§ **Problem requirements**:
Nothing but an exact repetition of the listing should be returned.

____ Records provided

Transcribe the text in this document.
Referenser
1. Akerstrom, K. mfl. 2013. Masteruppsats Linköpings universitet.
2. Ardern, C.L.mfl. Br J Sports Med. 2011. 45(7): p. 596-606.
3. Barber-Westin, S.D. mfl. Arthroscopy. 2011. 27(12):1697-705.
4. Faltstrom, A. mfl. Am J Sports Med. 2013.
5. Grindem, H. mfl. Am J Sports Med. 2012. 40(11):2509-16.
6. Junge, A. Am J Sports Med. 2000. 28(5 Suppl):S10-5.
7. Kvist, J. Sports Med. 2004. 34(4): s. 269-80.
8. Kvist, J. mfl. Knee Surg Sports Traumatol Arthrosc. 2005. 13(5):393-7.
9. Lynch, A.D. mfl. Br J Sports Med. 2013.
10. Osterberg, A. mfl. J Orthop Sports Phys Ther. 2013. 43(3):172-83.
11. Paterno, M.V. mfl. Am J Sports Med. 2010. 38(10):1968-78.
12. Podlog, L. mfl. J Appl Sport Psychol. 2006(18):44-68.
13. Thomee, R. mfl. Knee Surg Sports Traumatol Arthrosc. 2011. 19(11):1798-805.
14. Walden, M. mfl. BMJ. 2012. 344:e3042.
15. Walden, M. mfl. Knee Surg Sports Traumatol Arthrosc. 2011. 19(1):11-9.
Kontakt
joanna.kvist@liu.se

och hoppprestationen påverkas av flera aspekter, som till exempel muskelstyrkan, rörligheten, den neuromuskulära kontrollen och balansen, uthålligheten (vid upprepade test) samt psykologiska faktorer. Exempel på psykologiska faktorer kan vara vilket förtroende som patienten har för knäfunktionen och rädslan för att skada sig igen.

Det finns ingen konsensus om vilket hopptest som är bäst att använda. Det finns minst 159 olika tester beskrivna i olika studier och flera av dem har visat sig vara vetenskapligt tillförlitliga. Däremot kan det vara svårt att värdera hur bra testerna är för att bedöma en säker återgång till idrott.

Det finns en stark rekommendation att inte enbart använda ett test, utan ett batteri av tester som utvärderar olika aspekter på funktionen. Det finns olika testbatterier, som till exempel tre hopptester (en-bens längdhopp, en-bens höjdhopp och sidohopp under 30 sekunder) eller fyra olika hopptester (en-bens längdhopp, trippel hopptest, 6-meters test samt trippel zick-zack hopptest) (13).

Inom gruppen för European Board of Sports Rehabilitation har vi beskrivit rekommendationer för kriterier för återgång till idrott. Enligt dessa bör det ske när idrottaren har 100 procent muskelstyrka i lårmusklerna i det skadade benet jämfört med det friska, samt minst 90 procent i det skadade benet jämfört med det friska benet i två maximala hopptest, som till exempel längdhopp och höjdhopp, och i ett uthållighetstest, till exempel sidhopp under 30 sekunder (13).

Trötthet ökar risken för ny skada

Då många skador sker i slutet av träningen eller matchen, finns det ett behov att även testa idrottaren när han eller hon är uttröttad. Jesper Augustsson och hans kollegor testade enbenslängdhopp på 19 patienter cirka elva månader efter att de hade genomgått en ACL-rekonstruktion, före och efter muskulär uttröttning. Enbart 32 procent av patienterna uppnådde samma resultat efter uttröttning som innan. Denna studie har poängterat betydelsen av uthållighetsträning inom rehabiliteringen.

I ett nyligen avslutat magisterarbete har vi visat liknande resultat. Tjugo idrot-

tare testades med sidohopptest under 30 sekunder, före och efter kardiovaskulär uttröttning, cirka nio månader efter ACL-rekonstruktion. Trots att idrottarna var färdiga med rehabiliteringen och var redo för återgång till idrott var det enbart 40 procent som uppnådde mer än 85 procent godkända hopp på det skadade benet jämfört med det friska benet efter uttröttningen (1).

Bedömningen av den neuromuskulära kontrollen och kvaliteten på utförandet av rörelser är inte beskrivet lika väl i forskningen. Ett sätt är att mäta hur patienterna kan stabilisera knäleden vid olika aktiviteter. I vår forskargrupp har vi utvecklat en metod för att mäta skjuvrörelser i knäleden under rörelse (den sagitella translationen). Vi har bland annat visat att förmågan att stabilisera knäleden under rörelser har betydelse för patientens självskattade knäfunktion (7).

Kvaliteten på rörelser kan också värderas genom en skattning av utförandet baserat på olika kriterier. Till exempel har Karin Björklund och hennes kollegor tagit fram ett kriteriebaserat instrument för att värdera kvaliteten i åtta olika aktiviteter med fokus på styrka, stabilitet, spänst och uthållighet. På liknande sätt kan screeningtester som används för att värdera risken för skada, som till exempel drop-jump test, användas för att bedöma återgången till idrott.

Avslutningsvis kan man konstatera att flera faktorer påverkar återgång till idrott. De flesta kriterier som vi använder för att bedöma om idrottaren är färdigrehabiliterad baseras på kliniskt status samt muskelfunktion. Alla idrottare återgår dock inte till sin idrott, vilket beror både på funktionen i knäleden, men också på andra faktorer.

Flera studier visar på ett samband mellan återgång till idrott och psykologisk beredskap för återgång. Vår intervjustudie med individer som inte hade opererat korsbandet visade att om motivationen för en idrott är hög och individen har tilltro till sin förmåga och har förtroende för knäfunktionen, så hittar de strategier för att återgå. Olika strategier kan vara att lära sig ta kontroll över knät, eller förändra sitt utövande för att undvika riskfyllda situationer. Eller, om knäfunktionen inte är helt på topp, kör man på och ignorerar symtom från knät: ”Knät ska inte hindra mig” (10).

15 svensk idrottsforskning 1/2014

________

§ **Your response**:
Transcribe the text in this document.
Referenser
1. Akerstrom, K. mfl. 2013. Masteruppsats Linköpings universitet.
2. Ardern, C.L.mfl. Br J Sports Med. 2011. 45(7): p. 596-606.
3. Barber-Westin, S.D. mfl. Arthroscopy. 2011. 27(12):1697-705.
4. Faltstrom, A. mfl. Am J Sports Med. 2013.
5. Grindem, H. mfl. Am J Sports Med. 2012. 40(11):2509-16.
6. Junge, A. Am J Sports Med. 2000. 28(5 Suppl):S10-5.
7. Kvist, J. Sports Med. 2004. 34(4): s. 269-80.
8. Kvist, J. mfl. Knee Surg Sports Traumatol Arthrosc. 2005. 13(5):393-7.
9. Lynch, A.D. mfl. Br J Sports Med. 2013.
10. Osterberg, A. mfl. J Orthop Sports Phys Ther. 2013. 43(3):172-83.
11. Paterno, M.V. mfl. Am J Sports Med. 2010. 38(10):1968-78.
12. Podlog, L. mfl. J Appl Sport Psychol. 2006(18):44-68.
13. Thomee, R. mfl. Knee Surg Sports Traumatol Arthrosc. 2011. 19(11):1798-805.
14. Walden, M. mfl. BMJ. 2012. 344:e3042.
15. Walden, M. mfl. Knee Surg Sports Traumatol Arthrosc. 2011. 19(1):11-9.
Kontakt
joanna.kvist@liu.se

och hoppprestationen påverkas av flera aspekter, som till exempel muskelstyrkan, rörligheten, den neuromuskulära kontrollen och balansen, uthålligheten (vid upprepade test) samt psykologiska faktorer. Exempel på psykologiska faktorer kan vara vilket förtroende som patienten har för knäfunktionen och rädslan för att skada sig igen.

Det finns ingen konsensus om vilket hopptest som är bäst att använda. Det finns minst 159 olika tester beskrivna i olika studier och flera av dem har visat sig vara vetenskapligt tillförlitliga. Däremot kan det vara svårt att värdera hur bra testerna är för att bedöma en säker återgång till idrott.

Det finns en stark rekommendation att inte enbart använda ett test, utan ett batteri av tester som utvärderar olika aspekter på funktionen. Det finns olika testbatterier, som till exempel tre hopptester (en-bens längdhopp, en-bens höjdhopp och sidohopp under 30 sekunder) eller fyra olika hopptester (en-bens längdhopp, trippel hopptest, 6-meters test samt trippel zick-zack hopptest) (13).

Inom gruppen för European Board of Sports Rehabilitation har vi beskrivit rekommendationer för kriterier för återgång till idrott. Enligt dessa bör det ske när idrottaren har 100 procent muskelstyrka i lårmusklerna i det skadade benet jämfört med det friska, samt minst 90 procent i det skadade benet jämfört med det friska benet i två maximala hopptest, som till exempel längdhopp och höjdhopp, och i ett uthållighetstest, till exempel sidhopp under 30 sekunder (13).

Trötthet ökar risken för ny skada

Då många skador sker i slutet av träningen eller matchen, finns det ett behov att även testa idrottaren när han eller hon är uttröttad. Jesper Augustsson och hans kollegor testade enbenslängdhopp på 19 patienter cirka elva månader efter att de hade genomgått en ACL-rekonstruktion, före och efter muskulär uttröttning. Enbart 32 procent av patienterna uppnådde samma resultat efter uttröttning som innan. Denna studie har poängterat betydelsen av uthållighetsträning inom rehabiliteringen.

I ett nyligen avslutat magisterarbete har vi visat liknande resultat. Tjugo idrot-

tare testades med sidohopptest under 30 sekunder, före och efter kardiovaskulär uttröttning, cirka nio månader efter ACL-rekonstruktion. Trots att idrottarna var färdiga med rehabiliteringen och var redo för återgång till idrott var det enbart 40 procent som uppnådde mer än 85 procent godkända hopp på det skadade benet jämfört med det friska benet efter uttröttningen (1).

Bedömningen av den neuromuskulära kontrollen och kvaliteten på utförandet av rörelser är inte beskrivet lika väl i forskningen. Ett sätt är att mäta hur patienterna kan stabilisera knäleden vid olika aktiviteter. I vår forskargrupp har vi utvecklat en metod för att mäta skjuvrörelser i knäleden under rörelse (den sagitella translationen). Vi har bland annat visat att förmågan att stabilisera knäleden under rörelser har betydelse för patientens självskattade knäfunktion (7).

Kvaliteten på rörelser kan också värderas genom en skattning av utförandet baserat på olika kriterier. Till exempel har Karin Björklund och hennes kollegor tagit fram ett kriteriebaserat instrument för att värdera kvaliteten i åtta olika aktiviteter med fokus på styrka, stabilitet, spänst och uthållighet. På liknande sätt kan screeningtester som används för att värdera risken för skada, som till exempel drop-jump test, användas för att bedöma återgången till idrott.

Avslutningsvis kan man konstatera att flera faktorer påverkar återgång till idrott. De flesta kriterier som vi använder för att bedöma om idrottaren är färdigrehabiliterad baseras på kliniskt status samt muskelfunktion. Alla idrottare återgår dock inte till sin idrott, vilket beror både på funktionen i knäleden, men också på andra faktorer.

Flera studier visar på ett samband mellan återgång till idrott och psykologisk beredskap för återgång. Vår intervjustudie med individer som inte hade opererat korsbandet visade att om motivationen för en idrott är hög och individen har tilltro till sin förmåga och har förtroende för knäfunktionen, så hittar de strategier för att återgå. Olika strategier kan vara att lära sig ta kontroll över knät, eller förändra sitt utövande för att undvika riskfyllda situationer. Eller, om knäfunktionen inte är helt på topp, kör man på och ignorerar symtom från knät: ”Knät ska inte hindra mig” (10).

15 svensk idrottsforskning 1/2014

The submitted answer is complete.